* Task details *
Each line of the material must be returned exactly.

* Material shown *
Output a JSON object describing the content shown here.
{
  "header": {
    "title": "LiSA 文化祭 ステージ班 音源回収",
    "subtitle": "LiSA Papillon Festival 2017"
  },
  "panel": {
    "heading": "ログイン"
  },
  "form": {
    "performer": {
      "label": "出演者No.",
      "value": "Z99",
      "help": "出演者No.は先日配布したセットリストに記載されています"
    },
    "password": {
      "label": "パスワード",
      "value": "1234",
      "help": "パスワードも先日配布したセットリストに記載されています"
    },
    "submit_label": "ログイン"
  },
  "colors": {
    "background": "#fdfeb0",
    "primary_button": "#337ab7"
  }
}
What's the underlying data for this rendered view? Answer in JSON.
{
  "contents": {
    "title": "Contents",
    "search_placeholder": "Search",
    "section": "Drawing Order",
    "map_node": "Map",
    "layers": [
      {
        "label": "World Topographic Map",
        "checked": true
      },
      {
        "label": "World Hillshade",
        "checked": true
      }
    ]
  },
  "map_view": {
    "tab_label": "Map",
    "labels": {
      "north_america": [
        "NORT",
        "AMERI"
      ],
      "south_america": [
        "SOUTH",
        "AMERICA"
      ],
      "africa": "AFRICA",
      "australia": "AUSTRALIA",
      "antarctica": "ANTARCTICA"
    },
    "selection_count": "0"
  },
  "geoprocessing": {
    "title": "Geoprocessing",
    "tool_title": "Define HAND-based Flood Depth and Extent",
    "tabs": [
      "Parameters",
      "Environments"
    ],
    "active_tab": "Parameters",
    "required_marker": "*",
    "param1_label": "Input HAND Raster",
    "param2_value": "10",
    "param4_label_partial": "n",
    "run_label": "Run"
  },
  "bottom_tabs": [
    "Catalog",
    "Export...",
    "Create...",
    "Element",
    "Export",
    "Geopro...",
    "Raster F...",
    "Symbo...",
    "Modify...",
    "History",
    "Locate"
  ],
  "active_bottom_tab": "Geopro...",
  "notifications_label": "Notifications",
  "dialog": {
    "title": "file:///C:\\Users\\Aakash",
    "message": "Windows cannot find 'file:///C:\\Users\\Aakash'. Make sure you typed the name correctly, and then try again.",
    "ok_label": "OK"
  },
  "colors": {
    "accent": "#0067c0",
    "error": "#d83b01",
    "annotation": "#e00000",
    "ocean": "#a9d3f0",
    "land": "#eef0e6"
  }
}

* Result of this exercise *
Output a JSON object describing the content shown here.
{
  "header": {
    "title": "LiSA 文化祭 ステージ班 音源回収",
    "subtitle": "LiSA Papillon Festival 2017"
  },
  "panel": {
    "heading": "ログイン"
  },
  "form": {
    "performer": {
      "label": "出演者No.",
      "value": "Z99",
      "help": "出演者No.は先日配布したセットリストに記載されています"
    },
    "password": {
      "label": "パスワード",
      "value": "1234",
      "help": "パスワードも先日配布したセットリストに記載されています"
    },
    "submit_label": "ログイン"
  },
  "colors": {
    "background": "#fdfeb0",
    "primary_button": "#337ab7"
  }
}
What's the underlying data for this rendered view? Answer in JSON.
{
  "contents": {
    "title": "Contents",
    "search_placeholder": "Search",
    "section": "Drawing Order",
    "map_node": "Map",
    "layers": [
      {
        "label": "World Topographic Map",
        "checked": true
      },
      {
        "label": "World Hillshade",
        "checked": true
      }
    ]
  },
  "map_view": {
    "tab_label": "Map",
    "labels": {
      "north_america": [
        "NORT",
        "AMERI"
      ],
      "south_america": [
        "SOUTH",
        "AMERICA"
      ],
      "africa": "AFRICA",
      "australia": "AUSTRALIA",
      "antarctica": "ANTARCTICA"
    },
    "selection_count": "0"
  },
  "geoprocessing": {
    "title": "Geoprocessing",
    "tool_title": "Define HAND-based Flood Depth and Extent",
    "tabs": [
      "Parameters",
      "Environments"
    ],
    "active_tab": "Parameters",
    "required_marker": "*",
    "param1_label": "Input HAND Raster",
    "param2_value": "10",
    "param4_label_partial": "n",
    "run_label": "Run"
  },
  "bottom_tabs": [
    "Catalog",
    "Export...",
    "Create...",
    "Element",
    "Export",
    "Geopro...",
    "Raster F...",
    "Symbo...",
    "Modify...",
    "History",
    "Locate"
  ],
  "active_bottom_tab": "Geopro...",
  "notifications_label": "Notifications",
  "dialog": {
    "title": "file:///C:\\Users\\Aakash",
    "message": "Windows cannot find 'file:///C:\\Users\\Aakash'. Make sure you typed the name correctly, and then try again.",
    "ok_label": "OK"
  },
  "colors": {
    "accent": "#0067c0",
    "error": "#d83b01",
    "annotation": "#e00000",
    "ocean": "#a9d3f0",
    "land": "#eef0e6"
  }
}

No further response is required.